- _Requirements_:
From the entries below, copy every line where the string "with" appears.

━━ Items ━━

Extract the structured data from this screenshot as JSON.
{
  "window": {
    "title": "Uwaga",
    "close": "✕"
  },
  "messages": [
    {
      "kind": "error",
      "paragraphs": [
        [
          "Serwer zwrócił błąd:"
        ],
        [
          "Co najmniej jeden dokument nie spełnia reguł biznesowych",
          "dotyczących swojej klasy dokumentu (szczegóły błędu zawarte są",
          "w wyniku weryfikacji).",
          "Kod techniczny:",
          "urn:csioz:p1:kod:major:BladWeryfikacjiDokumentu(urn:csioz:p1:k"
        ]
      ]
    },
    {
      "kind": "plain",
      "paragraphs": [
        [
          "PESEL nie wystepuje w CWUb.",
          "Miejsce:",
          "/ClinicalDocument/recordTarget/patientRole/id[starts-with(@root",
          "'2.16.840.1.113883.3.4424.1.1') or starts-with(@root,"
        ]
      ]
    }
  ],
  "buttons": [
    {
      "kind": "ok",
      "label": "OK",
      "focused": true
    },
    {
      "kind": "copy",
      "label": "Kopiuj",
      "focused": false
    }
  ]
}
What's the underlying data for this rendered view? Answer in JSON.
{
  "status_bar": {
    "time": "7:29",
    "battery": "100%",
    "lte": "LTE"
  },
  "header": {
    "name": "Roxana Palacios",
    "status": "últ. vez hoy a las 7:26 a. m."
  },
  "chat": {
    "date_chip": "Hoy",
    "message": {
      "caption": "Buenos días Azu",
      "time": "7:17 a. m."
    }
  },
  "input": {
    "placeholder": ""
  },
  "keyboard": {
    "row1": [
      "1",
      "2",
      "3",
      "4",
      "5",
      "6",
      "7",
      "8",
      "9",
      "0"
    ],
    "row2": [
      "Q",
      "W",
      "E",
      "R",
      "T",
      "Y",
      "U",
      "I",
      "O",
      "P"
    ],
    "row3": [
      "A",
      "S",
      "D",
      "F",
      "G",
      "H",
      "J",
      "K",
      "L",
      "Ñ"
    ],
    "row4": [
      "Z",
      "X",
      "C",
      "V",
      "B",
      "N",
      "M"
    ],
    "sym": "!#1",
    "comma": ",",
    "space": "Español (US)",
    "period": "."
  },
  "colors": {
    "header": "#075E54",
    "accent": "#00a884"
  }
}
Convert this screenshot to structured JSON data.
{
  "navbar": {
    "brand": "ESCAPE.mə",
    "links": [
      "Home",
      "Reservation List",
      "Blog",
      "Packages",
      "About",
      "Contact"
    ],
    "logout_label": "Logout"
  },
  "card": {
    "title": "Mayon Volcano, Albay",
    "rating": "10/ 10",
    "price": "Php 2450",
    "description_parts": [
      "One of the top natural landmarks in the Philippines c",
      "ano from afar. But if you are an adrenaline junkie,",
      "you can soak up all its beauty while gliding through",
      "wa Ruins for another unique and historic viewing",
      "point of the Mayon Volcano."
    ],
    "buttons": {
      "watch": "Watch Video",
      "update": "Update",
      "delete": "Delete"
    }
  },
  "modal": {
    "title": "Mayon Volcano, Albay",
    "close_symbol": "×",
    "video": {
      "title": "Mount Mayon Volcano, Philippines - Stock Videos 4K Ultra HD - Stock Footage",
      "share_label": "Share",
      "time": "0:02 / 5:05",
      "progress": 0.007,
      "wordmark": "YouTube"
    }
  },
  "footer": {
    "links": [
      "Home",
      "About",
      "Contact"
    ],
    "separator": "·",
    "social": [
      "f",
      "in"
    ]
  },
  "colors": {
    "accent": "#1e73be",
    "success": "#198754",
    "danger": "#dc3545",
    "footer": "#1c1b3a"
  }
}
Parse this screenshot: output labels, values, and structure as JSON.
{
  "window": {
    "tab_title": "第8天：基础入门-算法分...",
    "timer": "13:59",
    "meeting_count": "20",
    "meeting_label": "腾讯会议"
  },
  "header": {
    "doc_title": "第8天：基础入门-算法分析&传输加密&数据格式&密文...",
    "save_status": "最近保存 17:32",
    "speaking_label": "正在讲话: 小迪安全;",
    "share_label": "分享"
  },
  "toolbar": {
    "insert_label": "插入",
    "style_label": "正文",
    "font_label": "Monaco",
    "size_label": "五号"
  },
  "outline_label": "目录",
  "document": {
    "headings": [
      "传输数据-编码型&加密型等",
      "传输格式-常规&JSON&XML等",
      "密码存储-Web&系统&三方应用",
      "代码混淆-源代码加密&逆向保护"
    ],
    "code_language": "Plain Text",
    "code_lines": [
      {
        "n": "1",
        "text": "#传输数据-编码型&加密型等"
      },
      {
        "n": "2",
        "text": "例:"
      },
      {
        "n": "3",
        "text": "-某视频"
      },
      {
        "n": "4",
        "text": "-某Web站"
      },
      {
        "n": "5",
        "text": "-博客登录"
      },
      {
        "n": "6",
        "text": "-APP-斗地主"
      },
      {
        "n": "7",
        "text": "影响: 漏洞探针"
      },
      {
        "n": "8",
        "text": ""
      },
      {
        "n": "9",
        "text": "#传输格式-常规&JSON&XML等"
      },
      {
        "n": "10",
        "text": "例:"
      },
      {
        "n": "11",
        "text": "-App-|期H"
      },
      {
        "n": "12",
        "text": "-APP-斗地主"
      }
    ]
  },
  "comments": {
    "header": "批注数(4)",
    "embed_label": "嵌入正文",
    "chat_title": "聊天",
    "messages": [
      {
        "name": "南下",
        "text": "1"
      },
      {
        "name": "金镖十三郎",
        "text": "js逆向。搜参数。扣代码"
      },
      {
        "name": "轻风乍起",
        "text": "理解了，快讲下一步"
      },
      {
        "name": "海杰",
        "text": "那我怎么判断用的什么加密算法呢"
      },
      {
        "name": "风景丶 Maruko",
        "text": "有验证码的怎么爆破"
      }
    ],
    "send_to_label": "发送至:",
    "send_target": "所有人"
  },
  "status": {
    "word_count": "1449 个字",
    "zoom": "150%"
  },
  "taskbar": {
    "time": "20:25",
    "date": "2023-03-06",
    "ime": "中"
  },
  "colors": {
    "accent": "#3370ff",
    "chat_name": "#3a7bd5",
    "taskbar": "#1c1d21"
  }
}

━━━

- _Written solution_:
          "/ClinicalDocument/recordTarget/patientRole/id[starts-with(@root",
          "'2.16.840.1.113883.3.4424.1.1') or starts-with(@root,"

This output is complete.